§ Data shown
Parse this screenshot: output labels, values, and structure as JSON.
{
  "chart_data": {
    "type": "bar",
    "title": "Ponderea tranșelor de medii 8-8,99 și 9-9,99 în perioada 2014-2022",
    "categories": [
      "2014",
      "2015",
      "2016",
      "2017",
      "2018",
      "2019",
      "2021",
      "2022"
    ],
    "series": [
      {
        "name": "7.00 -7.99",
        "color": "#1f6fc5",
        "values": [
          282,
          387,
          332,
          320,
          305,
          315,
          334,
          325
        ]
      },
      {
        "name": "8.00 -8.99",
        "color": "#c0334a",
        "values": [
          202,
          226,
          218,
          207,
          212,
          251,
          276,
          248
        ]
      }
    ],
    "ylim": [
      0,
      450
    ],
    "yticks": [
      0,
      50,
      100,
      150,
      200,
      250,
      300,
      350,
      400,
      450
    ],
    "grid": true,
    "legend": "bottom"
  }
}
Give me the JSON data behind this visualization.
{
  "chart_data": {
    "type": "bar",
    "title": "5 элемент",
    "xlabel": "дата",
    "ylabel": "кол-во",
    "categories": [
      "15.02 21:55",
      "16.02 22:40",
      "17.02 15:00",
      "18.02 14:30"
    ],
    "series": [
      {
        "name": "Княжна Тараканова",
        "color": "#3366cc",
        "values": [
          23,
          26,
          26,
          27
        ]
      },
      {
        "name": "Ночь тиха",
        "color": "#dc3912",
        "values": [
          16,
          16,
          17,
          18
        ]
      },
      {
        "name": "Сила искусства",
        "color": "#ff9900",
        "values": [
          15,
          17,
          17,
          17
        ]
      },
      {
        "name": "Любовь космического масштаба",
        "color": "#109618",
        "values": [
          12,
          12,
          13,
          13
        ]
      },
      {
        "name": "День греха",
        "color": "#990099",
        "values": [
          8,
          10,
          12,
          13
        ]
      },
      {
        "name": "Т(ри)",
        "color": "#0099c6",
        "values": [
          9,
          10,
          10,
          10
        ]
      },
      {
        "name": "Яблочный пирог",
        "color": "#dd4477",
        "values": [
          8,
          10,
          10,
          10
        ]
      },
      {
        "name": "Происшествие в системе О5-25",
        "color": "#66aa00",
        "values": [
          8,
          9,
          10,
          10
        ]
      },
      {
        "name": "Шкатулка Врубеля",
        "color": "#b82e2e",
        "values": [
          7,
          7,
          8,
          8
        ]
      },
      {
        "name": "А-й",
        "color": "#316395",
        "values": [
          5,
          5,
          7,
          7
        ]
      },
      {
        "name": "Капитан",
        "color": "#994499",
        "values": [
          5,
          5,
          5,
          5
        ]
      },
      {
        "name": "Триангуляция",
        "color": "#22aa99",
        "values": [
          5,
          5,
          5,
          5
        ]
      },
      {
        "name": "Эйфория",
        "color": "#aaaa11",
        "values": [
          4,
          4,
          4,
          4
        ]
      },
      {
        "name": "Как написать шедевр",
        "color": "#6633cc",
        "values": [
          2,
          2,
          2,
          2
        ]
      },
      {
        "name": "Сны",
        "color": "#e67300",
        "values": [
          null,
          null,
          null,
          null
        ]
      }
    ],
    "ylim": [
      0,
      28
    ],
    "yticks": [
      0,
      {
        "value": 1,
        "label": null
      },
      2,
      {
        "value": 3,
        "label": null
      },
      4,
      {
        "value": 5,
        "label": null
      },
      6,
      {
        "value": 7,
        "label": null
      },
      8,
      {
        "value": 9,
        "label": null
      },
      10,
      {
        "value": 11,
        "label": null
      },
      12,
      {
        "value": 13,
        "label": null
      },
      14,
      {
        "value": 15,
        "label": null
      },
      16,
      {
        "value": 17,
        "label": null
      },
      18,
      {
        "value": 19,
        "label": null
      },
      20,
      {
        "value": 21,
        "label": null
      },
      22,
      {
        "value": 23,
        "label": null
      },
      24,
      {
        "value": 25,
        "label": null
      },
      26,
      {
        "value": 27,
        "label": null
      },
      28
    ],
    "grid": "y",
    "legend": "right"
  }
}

§ The exercise
Reproduce the entire listing word for word.

§ Full output
Parse this screenshot: output labels, values, and structure as JSON.
{
  "chart_data": {
    "type": "bar",
    "title": "Ponderea tranșelor de medii 8-8,99 și 9-9,99 în perioada 2014-2022",
    "categories": [
      "2014",
      "2015",
      "2016",
      "2017",
      "2018",
      "2019",
      "2021",
      "2022"
    ],
    "series": [
      {
        "name": "7.00 -7.99",
        "color": "#1f6fc5",
        "values": [
          282,
          387,
          332,
          320,
          305,
          315,
          334,
          325
        ]
      },
      {
        "name": "8.00 -8.99",
        "color": "#c0334a",
        "values": [
          202,
          226,
          218,
          207,
          212,
          251,
          276,
          248
        ]
      }
    ],
    "ylim": [
      0,
      450
    ],
    "yticks": [
      0,
      50,
      100,
      150,
      200,
      250,
      300,
      350,
      400,
      450
    ],
    "grid": true,
    "legend": "bottom"
  }
}
Give me the JSON data behind this visualization.
{
  "chart_data": {
    "type": "bar",
    "title": "5 элемент",
    "xlabel": "дата",
    "ylabel": "кол-во",
    "categories": [
      "15.02 21:55",
      "16.02 22:40",
      "17.02 15:00",
      "18.02 14:30"
    ],
    "series": [
      {
        "name": "Княжна Тараканова",
        "color": "#3366cc",
        "values": [
          23,
          26,
          26,
          27
        ]
      },
      {
        "name": "Ночь тиха",
        "color": "#dc3912",
        "values": [
          16,
          16,
          17,
          18
        ]
      },
      {
        "name": "Сила искусства",
        "color": "#ff9900",
        "values": [
          15,
          17,
          17,
          17
        ]
      },
      {
        "name": "Любовь космического масштаба",
        "color": "#109618",
        "values": [
          12,
          12,
          13,
          13
        ]
      },
      {
        "name": "День греха",
        "color": "#990099",
        "values": [
          8,
          10,
          12,
          13
        ]
      },
      {
        "name": "Т(ри)",
        "color": "#0099c6",
        "values": [
          9,
          10,
          10,
          10
        ]
      },
      {
        "name": "Яблочный пирог",
        "color": "#dd4477",
        "values": [
          8,
          10,
          10,
          10
        ]
      },
      {
        "name": "Происшествие в системе О5-25",
        "color": "#66aa00",
        "values": [
          8,
          9,
          10,
          10
        ]
      },
      {
        "name": "Шкатулка Врубеля",
        "color": "#b82e2e",
        "values": [
          7,
          7,
          8,
          8
        ]
      },
      {
        "name": "А-й",
        "color": "#316395",
        "values": [
          5,
          5,
          7,
          7
        ]
      },
      {
        "name": "Капитан",
        "color": "#994499",
        "values": [
          5,
          5,
          5,
          5
        ]
      },
      {
        "name": "Триангуляция",
        "color": "#22aa99",
        "values": [
          5,
          5,
          5,
          5
        ]
      },
      {
        "name": "Эйфория",
        "color": "#aaaa11",
        "values": [
          4,
          4,
          4,
          4
        ]
      },
      {
        "name": "Как написать шедевр",
        "color": "#6633cc",
        "values": [
          2,
          2,
          2,
          2
        ]
      },
      {
        "name": "Сны",
        "color": "#e67300",
        "values": [
          null,
          null,
          null,
          null
        ]
      }
    ],
    "ylim": [
      0,
      28
    ],
    "yticks": [
      0,
      {
        "value": 1,
        "label": null
      },
      2,
      {
        "value": 3,
        "label": null
      },
      4,
      {
        "value": 5,
        "label": null
      },
      6,
      {
        "value": 7,
        "label": null
      },
      8,
      {
        "value": 9,
        "label": null
      },
      10,
      {
        "value": 11,
        "label": null
      },
      12,
      {
        "value": 13,
        "label": null
      },
      14,
      {
        "value": 15,
        "label": null
      },
      16,
      {
        "value": 17,
        "label": null
      },
      18,
      {
        "value": 19,
        "label": null
      },
      20,
      {
        "value": 21,
        "label": null
      },
      22,
      {
        "value": 23,
        "label": null
      },
      24,
      {
        "value": 25,
        "label": null
      },
      26,
      {
        "value": 27,
        "label": null
      },
      28
    ],
    "grid": "y",
    "legend": "right"
  }
}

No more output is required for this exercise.